━━ Information supplied

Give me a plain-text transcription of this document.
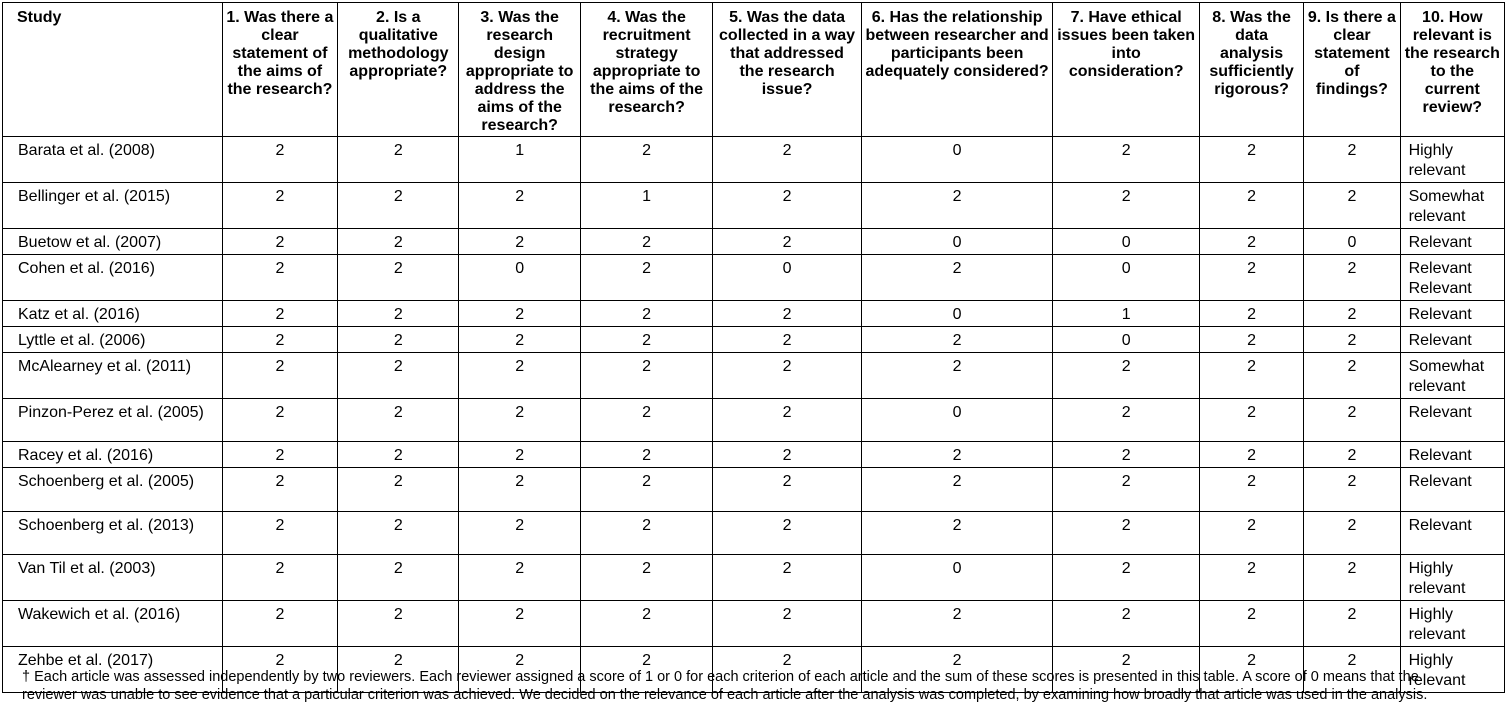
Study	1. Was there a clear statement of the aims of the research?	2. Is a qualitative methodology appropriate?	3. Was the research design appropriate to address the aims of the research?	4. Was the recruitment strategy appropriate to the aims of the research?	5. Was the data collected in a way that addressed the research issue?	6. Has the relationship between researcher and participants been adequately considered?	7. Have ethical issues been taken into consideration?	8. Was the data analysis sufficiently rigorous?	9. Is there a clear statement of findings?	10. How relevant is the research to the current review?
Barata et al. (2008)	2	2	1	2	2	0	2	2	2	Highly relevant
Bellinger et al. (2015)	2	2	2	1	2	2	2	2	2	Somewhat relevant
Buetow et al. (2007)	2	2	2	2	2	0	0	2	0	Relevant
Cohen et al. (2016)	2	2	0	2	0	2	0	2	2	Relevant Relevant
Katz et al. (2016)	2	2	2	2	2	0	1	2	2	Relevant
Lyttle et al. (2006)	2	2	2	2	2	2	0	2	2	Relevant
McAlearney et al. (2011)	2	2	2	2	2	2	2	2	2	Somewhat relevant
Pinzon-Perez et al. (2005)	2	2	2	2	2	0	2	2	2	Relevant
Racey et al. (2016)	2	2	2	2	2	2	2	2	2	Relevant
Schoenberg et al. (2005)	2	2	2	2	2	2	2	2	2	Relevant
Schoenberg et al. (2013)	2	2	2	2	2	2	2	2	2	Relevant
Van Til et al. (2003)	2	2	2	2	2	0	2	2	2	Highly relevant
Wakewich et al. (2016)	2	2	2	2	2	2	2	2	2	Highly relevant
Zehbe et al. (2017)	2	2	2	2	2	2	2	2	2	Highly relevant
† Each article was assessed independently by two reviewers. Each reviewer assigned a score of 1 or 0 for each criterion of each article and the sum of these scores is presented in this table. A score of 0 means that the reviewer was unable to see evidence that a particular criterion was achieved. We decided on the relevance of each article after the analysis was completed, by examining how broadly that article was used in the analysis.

━━━━

Retype each line of the listing above word for word. Exclude the pictures.

Give me a plain-text transcription of this document.
Study	1. Was there a clear statement of the aims of the research?	2. Is a qualitative methodology appropriate?	3. Was the research design appropriate to address the aims of the research?	4. Was the recruitment strategy appropriate to the aims of the research?	5. Was the data collected in a way that addressed the research issue?	6. Has the relationship between researcher and participants been adequately considered?	7. Have ethical issues been taken into consideration?	8. Was the data analysis sufficiently rigorous?	9. Is there a clear statement of findings?	10. How relevant is the research to the current review?
Barata et al. (2008)	2	2	1	2	2	0	2	2	2	Highly relevant
Bellinger et al. (2015)	2	2	2	1	2	2	2	2	2	Somewhat relevant
Buetow et al. (2007)	2	2	2	2	2	0	0	2	0	Relevant
Cohen et al. (2016)	2	2	0	2	0	2	0	2	2	Relevant Relevant
Katz et al. (2016)	2	2	2	2	2	0	1	2	2	Relevant
Lyttle et al. (2006)	2	2	2	2	2	2	0	2	2	Relevant
McAlearney et al. (2011)	2	2	2	2	2	2	2	2	2	Somewhat relevant
Pinzon-Perez et al. (2005)	2	2	2	2	2	0	2	2	2	Relevant
Racey et al. (2016)	2	2	2	2	2	2	2	2	2	Relevant
Schoenberg et al. (2005)	2	2	2	2	2	2	2	2	2	Relevant
Schoenberg et al. (2013)	2	2	2	2	2	2	2	2	2	Relevant
Van Til et al. (2003)	2	2	2	2	2	0	2	2	2	Highly relevant
Wakewich et al. (2016)	2	2	2	2	2	2	2	2	2	Highly relevant
Zehbe et al. (2017)	2	2	2	2	2	2	2	2	2	Highly relevant
† Each article was assessed independently by two reviewers. Each reviewer assigned a score of 1 or 0 for each criterion of each article and the sum of these scores is presented in this table. A score of 0 means that the reviewer was unable to see evidence that a particular criterion was achieved. We decided on the relevance of each article after the analysis was completed, by examining how broadly that article was used in the analysis.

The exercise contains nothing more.